── INPUT FOR THIS TASK ──

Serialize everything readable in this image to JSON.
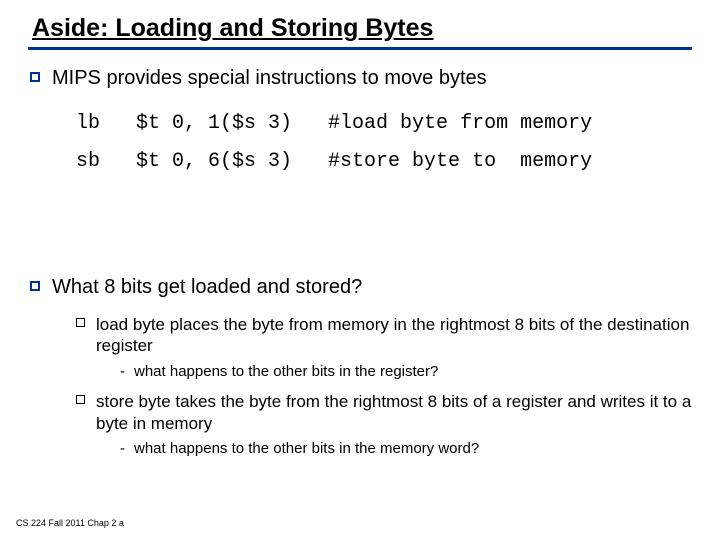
{
  "colors": {
    "accent": "#003399",
    "text": "#000000",
    "background": "#ffffff"
  },
  "title": "Aside: Loading and Storing Bytes",
  "bullet1": "MIPS provides special instructions to move bytes",
  "code": {
    "line1": "lb   $t 0, 1($s 3)   #load byte from memory",
    "line2": "sb   $t 0, 6($s 3)   #store byte to  memory"
  },
  "bullet2": "What 8 bits get loaded and stored?",
  "sub1": "load byte places the byte from memory in the rightmost 8 bits of the destination register",
  "sub1a": "what happens to the other bits in the register?",
  "sub2": "store byte takes the byte from the rightmost 8 bits of a register and writes it to a byte in memory",
  "sub2a": "what happens to the other bits in the memory word?",
  "footer": "CS 224 Fall 2011 Chap 2 a"
}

───

Quote all the lines above exactly as given. Do not include the pictures.

[FULL ANSWER]
Serialize everything readable in this image to JSON.
{
  "colors": {
    "accent": "#003399",
    "text": "#000000",
    "background": "#ffffff"
  },
  "title": "Aside: Loading and Storing Bytes",
  "bullet1": "MIPS provides special instructions to move bytes",
  "code": {
    "line1": "lb   $t 0, 1($s 3)   #load byte from memory",
    "line2": "sb   $t 0, 6($s 3)   #store byte to  memory"
  },
  "bullet2": "What 8 bits get loaded and stored?",
  "sub1": "load byte places the byte from memory in the rightmost 8 bits of the destination register",
  "sub1a": "what happens to the other bits in the register?",
  "sub2": "store byte takes the byte from the rightmost 8 bits of a register and writes it to a byte in memory",
  "sub2a": "what happens to the other bits in the memory word?",
  "footer": "CS 224 Fall 2011 Chap 2 a"
}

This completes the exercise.